begin Material provided
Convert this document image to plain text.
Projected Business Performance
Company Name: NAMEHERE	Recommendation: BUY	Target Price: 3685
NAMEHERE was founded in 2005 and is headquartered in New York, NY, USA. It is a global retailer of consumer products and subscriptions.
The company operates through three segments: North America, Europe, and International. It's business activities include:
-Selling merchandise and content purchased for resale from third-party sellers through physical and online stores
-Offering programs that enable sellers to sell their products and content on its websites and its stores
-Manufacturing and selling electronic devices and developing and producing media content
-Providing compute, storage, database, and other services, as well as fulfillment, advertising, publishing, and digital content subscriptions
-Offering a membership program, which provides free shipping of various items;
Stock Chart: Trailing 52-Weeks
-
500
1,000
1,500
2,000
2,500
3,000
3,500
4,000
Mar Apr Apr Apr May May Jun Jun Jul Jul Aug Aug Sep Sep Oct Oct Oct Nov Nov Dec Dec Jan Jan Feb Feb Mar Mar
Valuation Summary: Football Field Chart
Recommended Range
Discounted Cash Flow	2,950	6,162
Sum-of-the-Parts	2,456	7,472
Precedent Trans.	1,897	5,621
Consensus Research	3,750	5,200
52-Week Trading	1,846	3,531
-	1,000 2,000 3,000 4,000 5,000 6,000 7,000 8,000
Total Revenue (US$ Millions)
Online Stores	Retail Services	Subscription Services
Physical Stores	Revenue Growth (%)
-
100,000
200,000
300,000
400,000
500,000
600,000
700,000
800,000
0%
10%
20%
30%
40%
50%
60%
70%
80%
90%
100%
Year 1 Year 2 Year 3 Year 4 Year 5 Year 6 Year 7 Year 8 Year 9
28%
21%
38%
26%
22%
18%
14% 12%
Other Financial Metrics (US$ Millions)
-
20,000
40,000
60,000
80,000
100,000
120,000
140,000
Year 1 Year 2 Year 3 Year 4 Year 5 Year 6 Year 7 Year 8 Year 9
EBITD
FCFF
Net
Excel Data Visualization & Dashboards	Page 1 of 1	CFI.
end Material provided
*Exercise*
From the listing above, copy every line that holds the string "Millions".

*Result for this exercise*
Total Revenue (US$ Millions)
Other Financial Metrics (US$ Millions)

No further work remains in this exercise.